Check each line of the material below, and copy it if it holds the string "content".
►
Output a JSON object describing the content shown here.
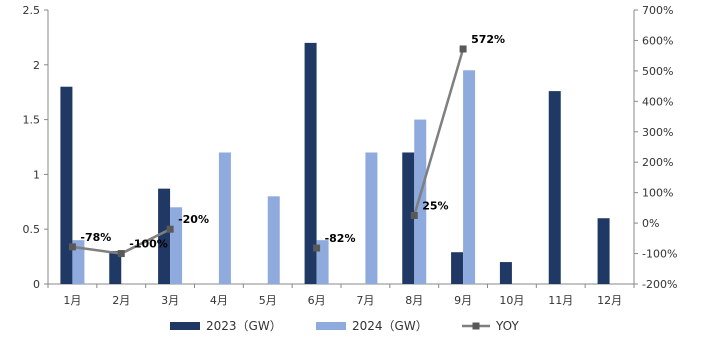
{
  "chart_data": {
    "type": "bar",
    "categories": [
      "1月",
      "2月",
      "3月",
      "4月",
      "5月",
      "6月",
      "7月",
      "8月",
      "9月",
      "10月",
      "11月",
      "12月"
    ],
    "series": [
      {
        "name": "2023（GW）",
        "type": "bar",
        "axis": "left",
        "color": "#1f3864",
        "values": [
          1.8,
          0.3,
          0.87,
          null,
          null,
          2.2,
          null,
          1.2,
          0.29,
          0.2,
          1.76,
          0.6
        ]
      },
      {
        "name": "2024（GW）",
        "type": "bar",
        "axis": "left",
        "color": "#8faadc",
        "values": [
          0.4,
          0.0,
          0.7,
          1.2,
          0.8,
          0.4,
          1.2,
          1.5,
          1.95,
          null,
          null,
          null
        ]
      },
      {
        "name": "YOY",
        "type": "line",
        "axis": "right",
        "color": "#7f7f7f",
        "values": [
          -78,
          -100,
          -20,
          null,
          null,
          -82,
          null,
          25,
          572,
          null,
          null,
          null
        ],
        "labels": [
          "-78%",
          "-100%",
          "-20%",
          null,
          null,
          "-82%",
          null,
          "25%",
          "572%",
          null,
          null,
          null
        ]
      }
    ],
    "ylim": [
      0,
      2.5
    ],
    "yticks": [
      "0",
      "0.5",
      "1",
      "1.5",
      "2",
      "2.5"
    ],
    "ylim_right": [
      -200,
      700
    ],
    "yticks_right": [
      "-200%",
      "-100%",
      "0%",
      "100%",
      "200%",
      "300%",
      "400%",
      "500%",
      "600%",
      "700%"
    ],
    "legend_position": "bottom",
    "grid": false
  }
}
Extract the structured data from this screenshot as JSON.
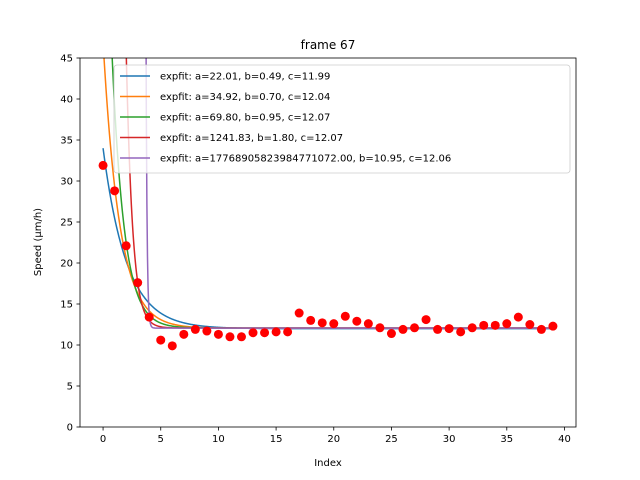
{
  "chart_data": {
    "type": "scatter",
    "title": "frame 67",
    "xlabel": "Index",
    "ylabel": "Speed (µm/h)",
    "xlim": [
      -2,
      41
    ],
    "ylim": [
      0,
      45
    ],
    "xticks": [
      0,
      5,
      10,
      15,
      20,
      25,
      30,
      35,
      40
    ],
    "yticks": [
      0,
      5,
      10,
      15,
      20,
      25,
      30,
      35,
      40,
      45
    ],
    "grid": false,
    "legend_position": "upper right",
    "points": {
      "color": "#ff0000",
      "x": [
        0,
        1,
        2,
        3,
        4,
        5,
        6,
        7,
        8,
        9,
        10,
        11,
        12,
        13,
        14,
        15,
        16,
        17,
        18,
        19,
        20,
        21,
        22,
        23,
        24,
        25,
        26,
        27,
        28,
        29,
        30,
        31,
        32,
        33,
        34,
        35,
        36,
        37,
        38,
        39
      ],
      "y": [
        31.9,
        28.8,
        22.1,
        17.6,
        13.4,
        10.6,
        9.9,
        11.3,
        11.9,
        11.7,
        11.3,
        11.0,
        11.0,
        11.5,
        11.5,
        11.6,
        11.6,
        13.9,
        13.0,
        12.7,
        12.6,
        13.5,
        12.9,
        12.6,
        12.1,
        11.4,
        11.9,
        12.1,
        13.1,
        11.9,
        12.0,
        11.6,
        12.1,
        12.4,
        12.4,
        12.6,
        13.4,
        12.5,
        11.9,
        12.3
      ]
    },
    "series": [
      {
        "name": "expfit: a=22.01, b=0.49, c=11.99",
        "a": 22.01,
        "b": 0.49,
        "c": 11.99,
        "color": "#1f77b4"
      },
      {
        "name": "expfit: a=34.92, b=0.70, c=12.04",
        "a": 34.92,
        "b": 0.7,
        "c": 12.04,
        "color": "#ff7f0e"
      },
      {
        "name": "expfit: a=69.80, b=0.95, c=12.07",
        "a": 69.8,
        "b": 0.95,
        "c": 12.07,
        "color": "#2ca02c"
      },
      {
        "name": "expfit: a=1241.83, b=1.80, c=12.07",
        "a": 1241.83,
        "b": 1.8,
        "c": 12.07,
        "color": "#d62728"
      },
      {
        "name": "expfit: a=17768905823984771072.00, b=10.95, c=12.06",
        "a": 1.7768905823984771e+19,
        "b": 10.95,
        "c": 12.06,
        "color": "#9467bd"
      }
    ]
  }
}
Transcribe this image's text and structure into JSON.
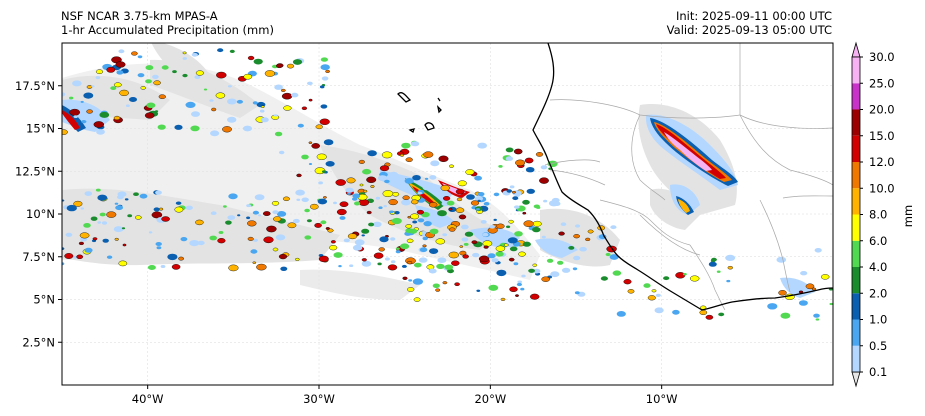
{
  "header": {
    "model": "NSF NCAR 3.75-km MPAS-A",
    "field": "1-hr Accumulated Precipitation (mm)",
    "init": "Init: 2025-09-11 00:00 UTC",
    "valid": "Valid: 2025-09-13 05:00 UTC"
  },
  "map": {
    "lon_range": [
      -45,
      0
    ],
    "lat_range": [
      0,
      20
    ],
    "x_ticks": [
      {
        "lon": -40,
        "label": "40°W"
      },
      {
        "lon": -30,
        "label": "30°W"
      },
      {
        "lon": -20,
        "label": "20°W"
      },
      {
        "lon": -10,
        "label": "10°W"
      }
    ],
    "y_ticks": [
      {
        "lat": 2.5,
        "label": "2.5°N"
      },
      {
        "lat": 5,
        "label": "5°N"
      },
      {
        "lat": 7.5,
        "label": "7.5°N"
      },
      {
        "lat": 10,
        "label": "10°N"
      },
      {
        "lat": 12.5,
        "label": "12.5°N"
      },
      {
        "lat": 15,
        "label": "15°N"
      },
      {
        "lat": 17.5,
        "label": "17.5°N"
      }
    ],
    "grid": true
  },
  "colorbar": {
    "label": "mm",
    "levels": [
      "0.1",
      "0.5",
      "1.0",
      "2.0",
      "4.0",
      "6.0",
      "8.0",
      "10.0",
      "12.0",
      "15.0",
      "20.0",
      "25.0",
      "30.0"
    ],
    "colors": [
      "#e6e6e6",
      "#b4d7ff",
      "#4aa6f0",
      "#0a5fb0",
      "#1a8c2e",
      "#52d952",
      "#ffff00",
      "#ffb300",
      "#f07800",
      "#d20000",
      "#9c0000",
      "#c832c8",
      "#f6b2f2"
    ],
    "extend": "both"
  }
}
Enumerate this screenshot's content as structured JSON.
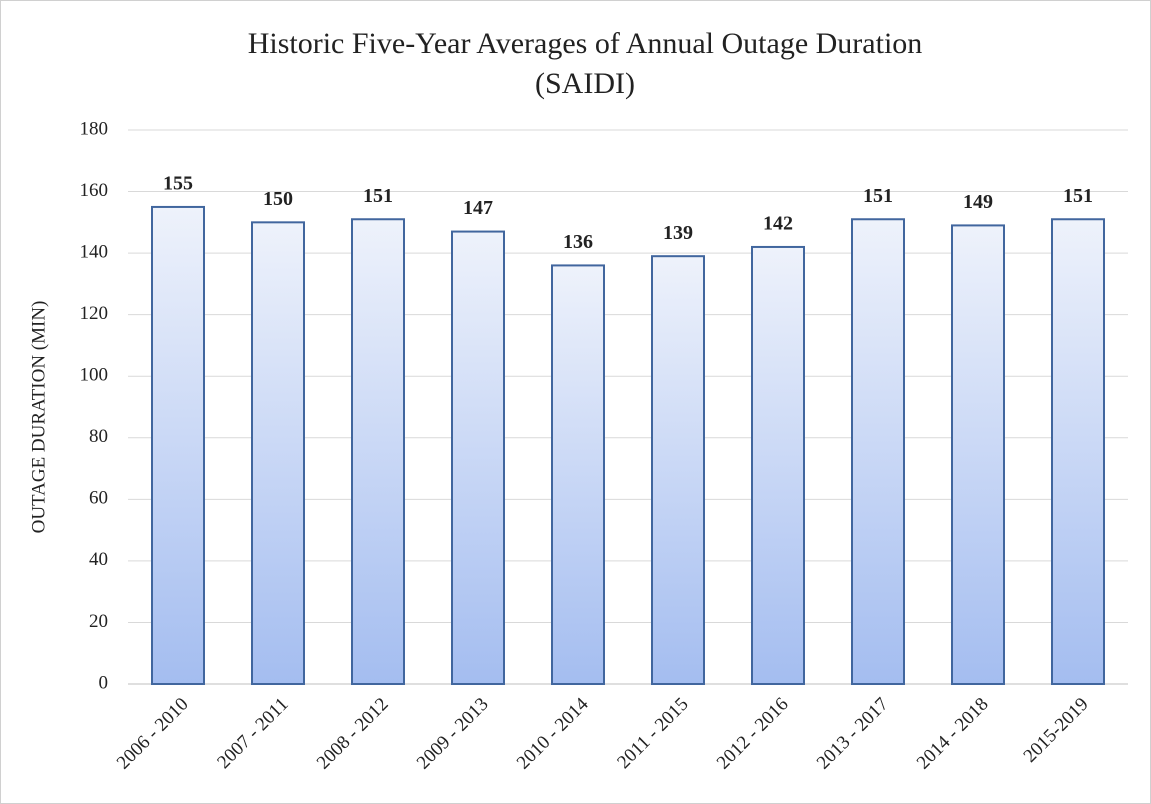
{
  "chart_data": {
    "type": "bar",
    "title": [
      "Historic Five-Year Averages of Annual Outage Duration",
      "(SAIDI)"
    ],
    "ylabel": "OUTAGE DURATION (MIN)",
    "categories": [
      "2006 - 2010",
      "2007 - 2011",
      "2008 - 2012",
      "2009 - 2013",
      "2010 - 2014",
      "2011 - 2015",
      "2012 - 2016",
      "2013 - 2017",
      "2014 - 2018",
      "2015-2019"
    ],
    "values": [
      155,
      150,
      151,
      147,
      136,
      139,
      142,
      151,
      149,
      151
    ],
    "color": "#a4bdf0",
    "edge_color": "#41669e",
    "ylim": [
      0,
      180
    ],
    "yticks": [
      0,
      20,
      40,
      60,
      80,
      100,
      120,
      140,
      160,
      180
    ],
    "grid": true
  }
}
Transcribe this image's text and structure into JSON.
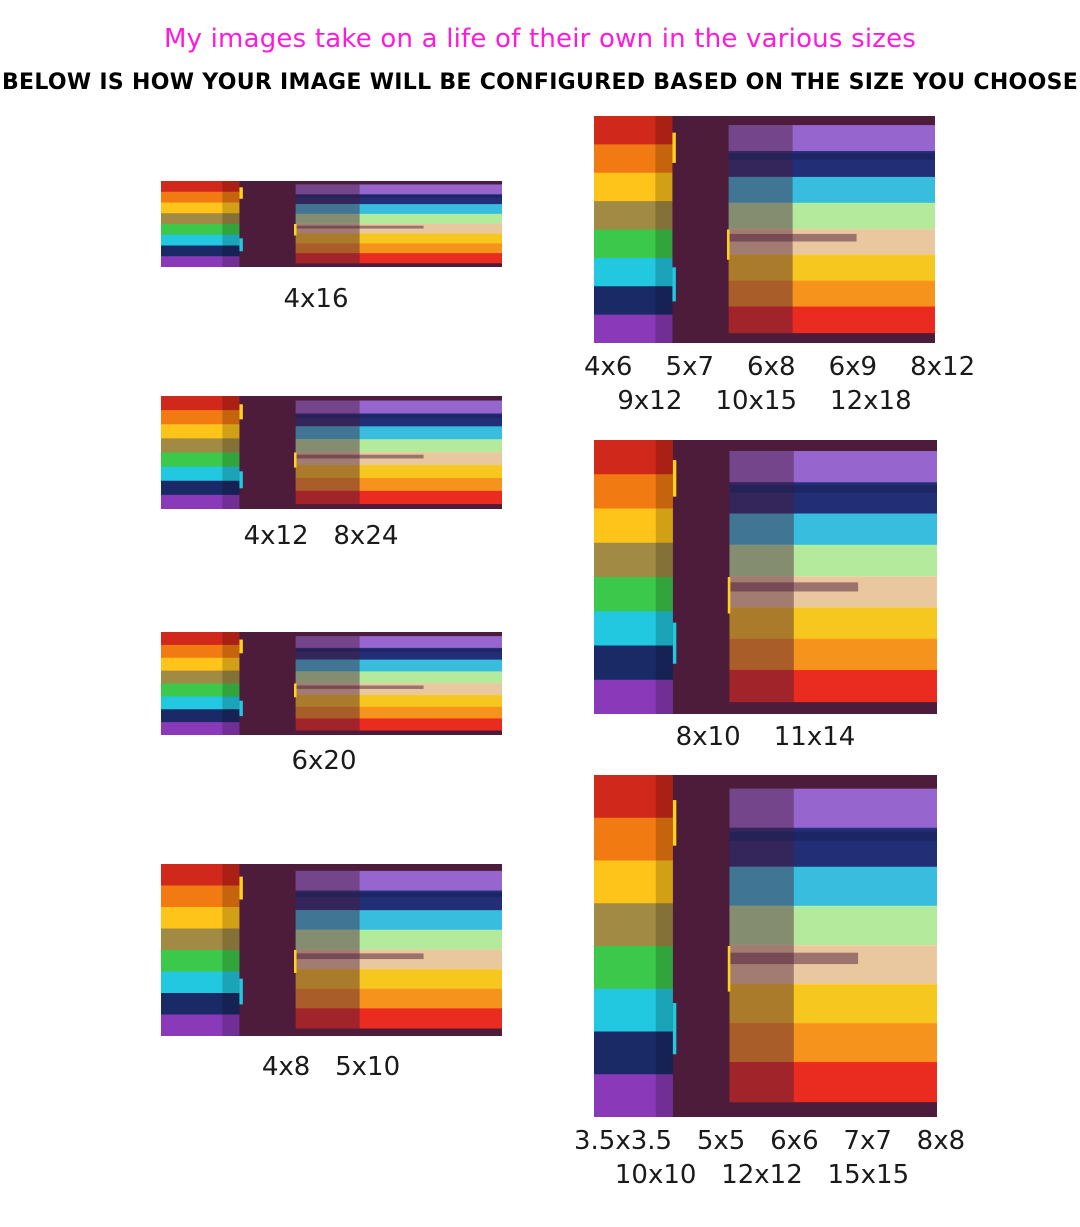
{
  "header": {
    "headline": "My images take on a life of their own in the various sizes",
    "subheadline": "BELOW IS HOW YOUR IMAGE WILL BE CONFIGURED BASED ON THE SIZE YOU CHOOSE"
  },
  "colors": {
    "headline": "#ff1ad9",
    "background_plum": "#4c1c3a",
    "stripes": [
      "#9a6ad6",
      "#20307a",
      "#38c6e8",
      "#b8f5a0",
      "#f2d2a4",
      "#ffd21e",
      "#ff9a1a",
      "#f22c1e"
    ],
    "left_block": [
      "#d0281a",
      "#f27a12",
      "#ffc41a",
      "#a08a44",
      "#3cc84a",
      "#22c8e0",
      "#1a2a66",
      "#8a3ab8"
    ]
  },
  "previews": [
    {
      "id": "4x16",
      "caption": "4x16"
    },
    {
      "id": "4x12",
      "caption": "4x12   8x24"
    },
    {
      "id": "6x20",
      "caption": "6x20"
    },
    {
      "id": "4x8",
      "caption": "4x8   5x10"
    },
    {
      "id": "4x6",
      "caption": "4x6    5x7    6x8    6x9    8x12\n9x12    10x15    12x18"
    },
    {
      "id": "8x10",
      "caption": "8x10    11x14"
    },
    {
      "id": "square",
      "caption": "3.5x3.5   5x5   6x6   7x7   8x8\n10x10   12x12   15x15"
    }
  ]
}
◄
▶ _Response_
Output a JSON object describing the content shown here.
Enumerate this screenshot's content as structured JSON.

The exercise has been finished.